AIM OF THE EXERCISE:
Each line below should be reproduced without any alteration.

Rows from a dataset:
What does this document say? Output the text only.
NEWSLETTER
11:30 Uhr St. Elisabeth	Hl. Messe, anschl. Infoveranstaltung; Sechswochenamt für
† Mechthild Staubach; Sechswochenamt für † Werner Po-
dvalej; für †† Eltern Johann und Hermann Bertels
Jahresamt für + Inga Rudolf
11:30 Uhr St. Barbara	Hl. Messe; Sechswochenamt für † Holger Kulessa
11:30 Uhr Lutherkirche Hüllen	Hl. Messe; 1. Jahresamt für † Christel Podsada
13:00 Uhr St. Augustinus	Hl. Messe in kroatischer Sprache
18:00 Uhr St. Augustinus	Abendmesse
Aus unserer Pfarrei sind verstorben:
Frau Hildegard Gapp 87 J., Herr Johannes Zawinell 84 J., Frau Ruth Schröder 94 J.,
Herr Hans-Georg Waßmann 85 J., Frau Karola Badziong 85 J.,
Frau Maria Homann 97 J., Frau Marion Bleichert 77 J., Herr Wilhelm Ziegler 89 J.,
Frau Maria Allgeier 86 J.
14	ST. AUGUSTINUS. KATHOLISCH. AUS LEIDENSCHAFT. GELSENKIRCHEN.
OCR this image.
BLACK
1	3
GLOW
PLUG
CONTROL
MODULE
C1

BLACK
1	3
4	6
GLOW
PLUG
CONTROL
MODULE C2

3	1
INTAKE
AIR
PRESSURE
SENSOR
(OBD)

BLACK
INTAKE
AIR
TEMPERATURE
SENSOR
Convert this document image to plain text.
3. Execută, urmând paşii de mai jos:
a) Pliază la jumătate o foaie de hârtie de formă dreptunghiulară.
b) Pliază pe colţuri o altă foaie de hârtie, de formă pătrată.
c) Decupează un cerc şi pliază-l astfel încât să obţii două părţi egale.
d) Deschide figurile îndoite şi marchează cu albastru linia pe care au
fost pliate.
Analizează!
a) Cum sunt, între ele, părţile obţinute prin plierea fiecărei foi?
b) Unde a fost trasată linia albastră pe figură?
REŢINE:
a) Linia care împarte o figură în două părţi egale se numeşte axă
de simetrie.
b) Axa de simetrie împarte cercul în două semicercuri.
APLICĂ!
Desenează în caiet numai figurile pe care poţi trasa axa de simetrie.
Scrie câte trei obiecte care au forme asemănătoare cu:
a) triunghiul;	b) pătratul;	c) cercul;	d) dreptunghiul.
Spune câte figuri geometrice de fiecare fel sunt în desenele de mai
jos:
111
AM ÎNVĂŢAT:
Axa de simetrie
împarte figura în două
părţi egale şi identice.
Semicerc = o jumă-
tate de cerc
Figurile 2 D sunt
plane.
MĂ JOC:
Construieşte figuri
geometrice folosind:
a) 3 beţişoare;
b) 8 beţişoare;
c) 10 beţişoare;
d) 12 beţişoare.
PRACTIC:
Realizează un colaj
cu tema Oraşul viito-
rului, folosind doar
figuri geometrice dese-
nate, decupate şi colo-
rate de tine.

RESULT OF THIS TASK:
What does this document say? Output the text only.
NEWSLETTER
11:30 Uhr St. Elisabeth	Hl. Messe, anschl. Infoveranstaltung; Sechswochenamt für
† Mechthild Staubach; Sechswochenamt für † Werner Po-
dvalej; für †† Eltern Johann und Hermann Bertels
Jahresamt für + Inga Rudolf
11:30 Uhr St. Barbara	Hl. Messe; Sechswochenamt für † Holger Kulessa
11:30 Uhr Lutherkirche Hüllen	Hl. Messe; 1. Jahresamt für † Christel Podsada
13:00 Uhr St. Augustinus	Hl. Messe in kroatischer Sprache
18:00 Uhr St. Augustinus	Abendmesse
Aus unserer Pfarrei sind verstorben:
Frau Hildegard Gapp 87 J., Herr Johannes Zawinell 84 J., Frau Ruth Schröder 94 J.,
Herr Hans-Georg Waßmann 85 J., Frau Karola Badziong 85 J.,
Frau Maria Homann 97 J., Frau Marion Bleichert 77 J., Herr Wilhelm Ziegler 89 J.,
Frau Maria Allgeier 86 J.
14	ST. AUGUSTINUS. KATHOLISCH. AUS LEIDENSCHAFT. GELSENKIRCHEN.
OCR this image.
BLACK
1	3
GLOW
PLUG
CONTROL
MODULE
C1

BLACK
1	3
4	6
GLOW
PLUG
CONTROL
MODULE C2

3	1
INTAKE
AIR
PRESSURE
SENSOR
(OBD)

BLACK
INTAKE
AIR
TEMPERATURE
SENSOR
Convert this document image to plain text.
3. Execută, urmând paşii de mai jos:
a) Pliază la jumătate o foaie de hârtie de formă dreptunghiulară.
b) Pliază pe colţuri o altă foaie de hârtie, de formă pătrată.
c) Decupează un cerc şi pliază-l astfel încât să obţii două părţi egale.
d) Deschide figurile îndoite şi marchează cu albastru linia pe care au
fost pliate.
Analizează!
a) Cum sunt, între ele, părţile obţinute prin plierea fiecărei foi?
b) Unde a fost trasată linia albastră pe figură?
REŢINE:
a) Linia care împarte o figură în două părţi egale se numeşte axă
de simetrie.
b) Axa de simetrie împarte cercul în două semicercuri.
APLICĂ!
Desenează în caiet numai figurile pe care poţi trasa axa de simetrie.
Scrie câte trei obiecte care au forme asemănătoare cu:
a) triunghiul;	b) pătratul;	c) cercul;	d) dreptunghiul.
Spune câte figuri geometrice de fiecare fel sunt în desenele de mai
jos:
111
AM ÎNVĂŢAT:
Axa de simetrie
împarte figura în două
părţi egale şi identice.
Semicerc = o jumă-
tate de cerc
Figurile 2 D sunt
plane.
MĂ JOC:
Construieşte figuri
geometrice folosind:
a) 3 beţişoare;
b) 8 beţişoare;
c) 10 beţişoare;
d) 12 beţişoare.
PRACTIC:
Realizează un colaj
cu tema Oraşul viito-
rului, folosind doar
figuri geometrice dese-
nate, decupate şi colo-
rate de tine.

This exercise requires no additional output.